Pasaje |

—————

El coronel
Fue en un vuelo a Nueva York. Iba con un billete de primera clase que la secretaria del jefe me había sacado en un gesto de conmiseración por encontrarme aún convalenciente de una penosa enfermedad. Estaba a punto de apoltronarme en la butaca cuando apareció en ese área exclusiva del avión un capitán de la Guardia Civil.Con ademán decidido echó un rápido vistazo al recinto tras el cual salió para enseguida volver con los distinguidos pasajeros cuya seguridad guardaba. Fue cuando surgió tras la cortinilla la figura del entonces director general de la Guardia Civil, Luis Roldán, que precedía a la del coronel Enrique Rodríguez Galindo y un tercer personaje que no acerté a reconocer.
Comprendí que el viaje se presentaba interesante aunque sin imaginar en aquel momento que lo fuera a ser tanto. Ya resultaba prometedor el hecho de que la providencia colocara en el asiento inmediatamente posterior al polémico director de la Benemérita porque soy persona de oído fino para la causa informativa, pero al constatar que la butaca adjudicada al Coronel Jefe del cuartel de Intxaurrondo era justo la contigua a la mía, a duras penas pude reprimir un grito de alegría.
Me esperaban ocho largas horas de vuelo junto al gran baluarte de la lucha antiterrorista, ocho horas con el martillo de ETA para mí solito. Si quería sacar algo en limpio no debería desvelar mi condición de periodista ni tampoco darme por enterado de la suya.
Al principio el Coronel parecía un tipo seco y poco interesado en entablar conversación alguna. En el intento de no forzar el trato inicié una charla sobre naderías cuyas posibilidades se agotaban ya alarmantemente cuando vi el cielo abierto ante la irrupción de una amable azafata ofertándonos la prensa del día. Hice algún comentario sobre asuntos internacionales y deportivos sin mayor trascendencia antes de llegar al apartado de orden público.
Era la época en que las noticias sobre atentados y acciones policiales en el País Vasco invadían las páginas de los rotativos. Bastó la lectura en alto de un titular en tono displicente para que el Coronel entrara al trapo.

—————

Extractos del material |
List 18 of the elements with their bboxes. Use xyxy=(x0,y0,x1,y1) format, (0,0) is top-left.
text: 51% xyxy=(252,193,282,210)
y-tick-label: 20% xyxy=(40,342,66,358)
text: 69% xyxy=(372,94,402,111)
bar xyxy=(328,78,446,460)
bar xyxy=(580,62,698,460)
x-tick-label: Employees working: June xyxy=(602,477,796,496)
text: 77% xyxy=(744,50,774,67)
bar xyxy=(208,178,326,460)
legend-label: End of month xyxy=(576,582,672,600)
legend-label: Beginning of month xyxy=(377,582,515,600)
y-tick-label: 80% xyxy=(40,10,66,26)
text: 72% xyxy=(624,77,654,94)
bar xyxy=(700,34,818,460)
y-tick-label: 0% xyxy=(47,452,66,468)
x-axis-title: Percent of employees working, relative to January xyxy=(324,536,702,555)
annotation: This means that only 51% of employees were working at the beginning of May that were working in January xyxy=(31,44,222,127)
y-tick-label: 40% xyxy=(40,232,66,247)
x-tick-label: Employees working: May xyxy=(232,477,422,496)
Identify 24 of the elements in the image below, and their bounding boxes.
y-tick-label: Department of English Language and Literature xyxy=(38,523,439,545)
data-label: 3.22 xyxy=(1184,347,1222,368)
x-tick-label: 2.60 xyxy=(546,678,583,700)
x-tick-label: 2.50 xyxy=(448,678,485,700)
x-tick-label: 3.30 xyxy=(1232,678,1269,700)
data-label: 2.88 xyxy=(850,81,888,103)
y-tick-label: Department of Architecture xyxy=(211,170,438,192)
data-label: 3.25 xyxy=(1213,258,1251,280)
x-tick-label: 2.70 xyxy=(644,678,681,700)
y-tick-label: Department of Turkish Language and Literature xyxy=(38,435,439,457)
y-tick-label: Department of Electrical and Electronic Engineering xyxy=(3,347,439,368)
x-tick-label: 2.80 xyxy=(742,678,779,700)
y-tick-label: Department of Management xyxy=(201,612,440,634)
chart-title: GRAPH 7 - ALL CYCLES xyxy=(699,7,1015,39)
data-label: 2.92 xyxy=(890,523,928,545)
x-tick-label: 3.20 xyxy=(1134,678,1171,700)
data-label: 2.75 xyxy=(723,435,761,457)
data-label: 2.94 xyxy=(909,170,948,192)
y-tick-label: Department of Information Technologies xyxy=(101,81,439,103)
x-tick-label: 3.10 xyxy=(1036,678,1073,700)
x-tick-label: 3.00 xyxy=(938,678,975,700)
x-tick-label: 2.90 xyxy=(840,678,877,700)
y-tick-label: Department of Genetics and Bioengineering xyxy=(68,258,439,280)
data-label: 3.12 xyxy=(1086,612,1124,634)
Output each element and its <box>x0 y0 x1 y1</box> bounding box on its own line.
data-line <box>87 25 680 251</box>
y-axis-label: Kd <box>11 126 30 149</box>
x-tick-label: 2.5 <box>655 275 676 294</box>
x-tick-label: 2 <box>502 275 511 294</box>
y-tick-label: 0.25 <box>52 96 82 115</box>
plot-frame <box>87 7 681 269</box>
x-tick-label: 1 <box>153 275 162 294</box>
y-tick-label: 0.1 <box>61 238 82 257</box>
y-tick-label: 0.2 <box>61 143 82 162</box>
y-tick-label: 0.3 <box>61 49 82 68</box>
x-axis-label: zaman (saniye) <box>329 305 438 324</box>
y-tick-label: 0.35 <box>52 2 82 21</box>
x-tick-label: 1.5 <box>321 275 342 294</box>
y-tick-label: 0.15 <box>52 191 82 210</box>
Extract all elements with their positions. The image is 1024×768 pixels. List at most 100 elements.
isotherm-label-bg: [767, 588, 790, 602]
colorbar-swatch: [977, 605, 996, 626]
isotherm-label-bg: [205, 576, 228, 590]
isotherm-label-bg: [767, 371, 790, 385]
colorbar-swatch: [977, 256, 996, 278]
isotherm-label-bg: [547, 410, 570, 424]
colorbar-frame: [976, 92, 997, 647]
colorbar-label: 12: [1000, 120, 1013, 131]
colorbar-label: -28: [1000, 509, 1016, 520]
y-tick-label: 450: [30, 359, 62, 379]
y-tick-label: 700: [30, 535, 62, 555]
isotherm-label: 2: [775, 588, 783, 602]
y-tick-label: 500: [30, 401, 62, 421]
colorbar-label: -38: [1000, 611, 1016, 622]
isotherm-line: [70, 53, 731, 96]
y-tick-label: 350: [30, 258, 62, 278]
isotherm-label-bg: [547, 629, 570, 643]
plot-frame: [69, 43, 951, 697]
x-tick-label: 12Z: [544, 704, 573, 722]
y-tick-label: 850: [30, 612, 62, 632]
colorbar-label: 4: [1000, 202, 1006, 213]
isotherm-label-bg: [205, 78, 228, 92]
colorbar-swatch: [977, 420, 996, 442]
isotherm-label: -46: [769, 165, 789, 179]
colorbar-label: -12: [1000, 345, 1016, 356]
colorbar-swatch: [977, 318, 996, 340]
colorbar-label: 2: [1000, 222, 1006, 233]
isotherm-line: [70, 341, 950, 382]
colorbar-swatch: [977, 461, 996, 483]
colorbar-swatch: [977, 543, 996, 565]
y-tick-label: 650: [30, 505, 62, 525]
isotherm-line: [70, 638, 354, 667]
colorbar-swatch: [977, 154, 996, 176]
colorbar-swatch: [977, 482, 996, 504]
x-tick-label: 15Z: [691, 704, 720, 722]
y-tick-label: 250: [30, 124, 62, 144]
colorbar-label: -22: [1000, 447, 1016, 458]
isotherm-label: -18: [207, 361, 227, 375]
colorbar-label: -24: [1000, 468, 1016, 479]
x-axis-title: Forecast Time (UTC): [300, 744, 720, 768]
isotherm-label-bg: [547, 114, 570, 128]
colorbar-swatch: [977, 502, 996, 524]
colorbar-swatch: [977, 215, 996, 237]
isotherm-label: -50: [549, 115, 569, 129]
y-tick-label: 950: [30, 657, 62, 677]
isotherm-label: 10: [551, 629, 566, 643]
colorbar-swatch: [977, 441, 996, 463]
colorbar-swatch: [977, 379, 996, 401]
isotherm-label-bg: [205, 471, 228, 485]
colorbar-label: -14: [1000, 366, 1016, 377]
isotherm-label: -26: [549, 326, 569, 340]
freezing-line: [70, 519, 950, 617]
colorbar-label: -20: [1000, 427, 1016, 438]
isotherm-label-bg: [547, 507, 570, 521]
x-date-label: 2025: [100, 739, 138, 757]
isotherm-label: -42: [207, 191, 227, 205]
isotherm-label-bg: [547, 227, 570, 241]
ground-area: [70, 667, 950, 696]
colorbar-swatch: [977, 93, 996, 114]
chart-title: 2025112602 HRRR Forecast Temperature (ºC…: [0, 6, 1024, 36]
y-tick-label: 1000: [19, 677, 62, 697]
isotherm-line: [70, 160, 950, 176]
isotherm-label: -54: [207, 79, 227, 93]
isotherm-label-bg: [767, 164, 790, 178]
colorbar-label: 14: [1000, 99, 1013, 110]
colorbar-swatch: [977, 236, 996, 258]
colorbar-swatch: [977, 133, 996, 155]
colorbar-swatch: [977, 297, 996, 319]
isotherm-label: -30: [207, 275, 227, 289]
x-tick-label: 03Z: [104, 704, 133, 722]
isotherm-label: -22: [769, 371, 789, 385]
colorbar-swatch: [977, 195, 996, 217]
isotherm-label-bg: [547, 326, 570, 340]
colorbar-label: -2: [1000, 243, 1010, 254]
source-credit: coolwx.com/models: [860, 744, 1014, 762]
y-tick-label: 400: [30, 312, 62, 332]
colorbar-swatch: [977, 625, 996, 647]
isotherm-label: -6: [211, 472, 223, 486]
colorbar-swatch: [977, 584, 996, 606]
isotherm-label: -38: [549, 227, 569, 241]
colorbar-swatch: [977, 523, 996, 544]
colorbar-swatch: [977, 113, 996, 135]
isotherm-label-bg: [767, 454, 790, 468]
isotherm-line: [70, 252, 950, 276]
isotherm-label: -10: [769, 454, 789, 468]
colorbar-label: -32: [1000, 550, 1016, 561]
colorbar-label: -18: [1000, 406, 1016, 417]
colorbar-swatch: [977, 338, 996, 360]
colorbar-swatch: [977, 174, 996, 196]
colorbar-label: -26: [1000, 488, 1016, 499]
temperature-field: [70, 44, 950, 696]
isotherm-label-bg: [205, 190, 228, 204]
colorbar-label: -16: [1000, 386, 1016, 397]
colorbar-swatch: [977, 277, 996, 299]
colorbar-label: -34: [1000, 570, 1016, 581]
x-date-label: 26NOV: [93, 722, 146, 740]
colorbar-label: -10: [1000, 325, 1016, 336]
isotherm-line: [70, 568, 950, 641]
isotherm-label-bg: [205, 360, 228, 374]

—————

Tarea | Prosigue el relato sobre el coronel a partir de su última frase. El material no guarda ninguna relación con el relato sobre el coronel.

Resultado de tarea |
Enrique Rodríguez Galindo comenzó a relatarme de forma detallada todo el organigrama y el funcionamiento de ETA profundizando en la personalidad de sus miembros.
No había que jalearle, hablaba y hablaba exhibiendo sus profundos conocimientos del asunto. Era una información de primera mano, muchos de cuyos extremos habrían merecido ocupar las primeras páginas de los periódicos nacionales. Datos que yo debía memorizar lo mejor posible consciente de que sólo el gesto de sacar el bolígrafo para tomar nota habría sellado de inmediato el verbo fluido del Coronel.
Rodríguez Galindo teorizaba abiertamente sobre la estrategia antiterrorista, hablaba con familiaridad de los componentes de la cúpula de ETA llegando a detallar ciertos encuentros personales que mantuvo con ellos al otro lado de la frontera.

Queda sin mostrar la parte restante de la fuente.